=== Passage shown ===

A&E Baines Lose Legal Challenge to Harrogate Station Gateway

A&E Baines have lost their legal challenge to Harrogate Station Gateway Traffic Regulation Orders (TROs).
The case was heard by Mr Ockleton, sitting as a High Court Judge.
Baines (referred to in the judgment as ‘the applicant’) challenged the legality of four TROs made by North Yorkshire Council (NYC) on 10th January 2025.
The TROs were made under the Road Traffic Regulation Act 1984. Schedule 9 of the Act says that anyone can question the validity of a TRO within six weeks of it being made.
Detailed procedural requirements for the making of TROs are set out in the Local Authorities’ Traffic Orders (Procedure) (England and Wales) Regulations 1996.
The judge said that the decision to implement the Station Gateway scheme was taken by the council Executive on 28th November 2023, and that decision had not been challenged. Also, the time limit for a judicial review of it had passed.
The judge noted that this is a public law case but not an application for judicial review. There are protections against costs orders in judicial review cases, but they do not apply here.
The judge rejected the five grounds of challenge as follows:
- The applicant said that the revised/diluted scheme had never been consulted on and should have been subject to consultation. That was in effect a challenge to the November 2023 decision to proceed with the scheme, but the challenge before the court only concerned the TROs not the scheme as a whole.
- The applicant claimed that the four TROs made were not all the TROs needed for the scheme. The judge found that the council had no intention of delivering only part of the scheme, but was preparing for its implementation bit by bit.
- The applicant said that the council had not treated TRO consultation responses opposing the scheme fairly. The judge found that the council was entitled to disregard responses which were not relevant to the subject-matter of the consultation (the TROs).
- The applicant complained that background information about the scheme in the consultation document was misleading. The judge found that it was not intended to set out all the details of the scheme, and it was not legitimate for the applicant to say ‘I object to the TROs because I object to the scheme’. Also, arguments about the effect on traffic as it is now were not to the point because the purpose of the scheme is to change transport habits.

=== Data provided ===

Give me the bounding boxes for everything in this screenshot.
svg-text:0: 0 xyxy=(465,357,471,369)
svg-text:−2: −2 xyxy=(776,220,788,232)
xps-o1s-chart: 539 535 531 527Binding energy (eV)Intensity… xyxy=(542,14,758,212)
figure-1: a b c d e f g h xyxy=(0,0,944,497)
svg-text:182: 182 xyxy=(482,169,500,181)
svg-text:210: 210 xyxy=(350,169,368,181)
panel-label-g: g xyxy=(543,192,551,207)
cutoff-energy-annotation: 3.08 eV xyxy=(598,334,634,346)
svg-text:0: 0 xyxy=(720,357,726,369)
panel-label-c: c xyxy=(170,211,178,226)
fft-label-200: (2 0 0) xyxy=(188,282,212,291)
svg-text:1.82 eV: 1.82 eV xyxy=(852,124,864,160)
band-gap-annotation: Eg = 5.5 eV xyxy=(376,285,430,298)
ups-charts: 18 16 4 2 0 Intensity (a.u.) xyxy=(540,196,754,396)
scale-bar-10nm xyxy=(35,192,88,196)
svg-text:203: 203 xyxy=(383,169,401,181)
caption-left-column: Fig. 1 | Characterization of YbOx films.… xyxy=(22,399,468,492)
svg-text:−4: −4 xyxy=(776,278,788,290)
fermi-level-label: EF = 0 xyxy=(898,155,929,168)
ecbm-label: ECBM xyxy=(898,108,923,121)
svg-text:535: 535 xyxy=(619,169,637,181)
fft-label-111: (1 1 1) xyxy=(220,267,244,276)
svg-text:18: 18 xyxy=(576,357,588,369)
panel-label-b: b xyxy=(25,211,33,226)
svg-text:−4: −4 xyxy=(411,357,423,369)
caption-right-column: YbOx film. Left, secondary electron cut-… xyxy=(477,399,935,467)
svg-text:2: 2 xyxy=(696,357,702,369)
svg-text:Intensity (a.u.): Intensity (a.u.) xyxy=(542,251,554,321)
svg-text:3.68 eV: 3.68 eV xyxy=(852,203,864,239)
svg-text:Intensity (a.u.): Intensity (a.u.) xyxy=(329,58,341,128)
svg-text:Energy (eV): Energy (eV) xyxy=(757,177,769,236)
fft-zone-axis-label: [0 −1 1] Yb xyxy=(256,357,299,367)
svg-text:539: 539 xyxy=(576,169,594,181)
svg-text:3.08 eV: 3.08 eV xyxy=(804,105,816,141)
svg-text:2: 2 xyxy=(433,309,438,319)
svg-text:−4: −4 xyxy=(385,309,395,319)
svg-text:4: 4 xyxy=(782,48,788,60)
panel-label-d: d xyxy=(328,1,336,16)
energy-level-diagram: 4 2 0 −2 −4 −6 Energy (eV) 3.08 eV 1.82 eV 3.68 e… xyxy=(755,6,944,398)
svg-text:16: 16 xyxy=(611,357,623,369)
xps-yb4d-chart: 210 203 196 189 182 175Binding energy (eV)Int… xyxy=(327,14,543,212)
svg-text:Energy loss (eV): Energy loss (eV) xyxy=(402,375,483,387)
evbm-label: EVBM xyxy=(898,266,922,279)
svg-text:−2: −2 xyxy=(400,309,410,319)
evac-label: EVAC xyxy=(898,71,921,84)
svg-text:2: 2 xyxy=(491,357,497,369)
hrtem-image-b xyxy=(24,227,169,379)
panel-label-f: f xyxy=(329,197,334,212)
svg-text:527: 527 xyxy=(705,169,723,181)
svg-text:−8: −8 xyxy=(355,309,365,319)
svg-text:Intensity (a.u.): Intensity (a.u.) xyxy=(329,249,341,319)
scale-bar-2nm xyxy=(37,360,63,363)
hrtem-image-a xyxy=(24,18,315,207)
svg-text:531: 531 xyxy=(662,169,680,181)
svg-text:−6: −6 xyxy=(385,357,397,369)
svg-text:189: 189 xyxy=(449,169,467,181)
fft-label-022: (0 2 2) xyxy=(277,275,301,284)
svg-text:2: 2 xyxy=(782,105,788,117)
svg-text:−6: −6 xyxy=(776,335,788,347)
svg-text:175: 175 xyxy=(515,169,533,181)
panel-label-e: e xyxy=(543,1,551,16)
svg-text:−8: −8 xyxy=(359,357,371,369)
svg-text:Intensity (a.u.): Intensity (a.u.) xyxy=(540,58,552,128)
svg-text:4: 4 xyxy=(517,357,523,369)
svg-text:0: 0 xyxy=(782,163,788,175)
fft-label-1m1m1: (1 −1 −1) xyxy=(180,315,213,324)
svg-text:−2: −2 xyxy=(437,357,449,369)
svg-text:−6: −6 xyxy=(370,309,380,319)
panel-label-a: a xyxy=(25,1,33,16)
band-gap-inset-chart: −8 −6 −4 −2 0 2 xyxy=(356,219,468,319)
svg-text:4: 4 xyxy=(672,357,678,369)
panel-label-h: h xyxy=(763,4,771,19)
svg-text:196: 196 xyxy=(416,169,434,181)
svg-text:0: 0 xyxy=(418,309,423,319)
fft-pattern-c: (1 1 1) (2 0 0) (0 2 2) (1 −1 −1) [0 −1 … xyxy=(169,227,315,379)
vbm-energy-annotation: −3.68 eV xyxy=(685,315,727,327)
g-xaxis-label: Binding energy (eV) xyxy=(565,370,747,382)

===

= Work to complete =
A) Can you give again the part of the Harrogate Station Gateway article between "The judge rejected" and "as a whole.", inclusive?
B) Does each statement below agree with the Harrogate Station Gateway article? Answer yes or no for each, quoting the words that decide it.
(i) Mr Ockleton heard the case sitting as a High Court Judge.
(ii) The protections against costs orders that exist in judicial review cases apply to this case.
(iii) North Yorkshire Council made the four challenged TROs on 28th November 2023.

= Expected responses =
A)
The judge rejected the five grounds of challenge as follows:
- The applicant said that the revised/diluted scheme had never been consulted on and should have been subject to consultation. That was in effect a challenge to the November 2023 decision to proceed with the scheme, but the challenge before the court only concerned the TROs not the scheme as a whole.

B)
(i) Yes: "The case was heard by Mr Ockleton, sitting as a High Court Judge."
(ii) No: "There are protections against costs orders in judicial review cases, but they do not apply here."
(iii) No: "four TROs made by North Yorkshire Council (NYC) on 10th January 2025"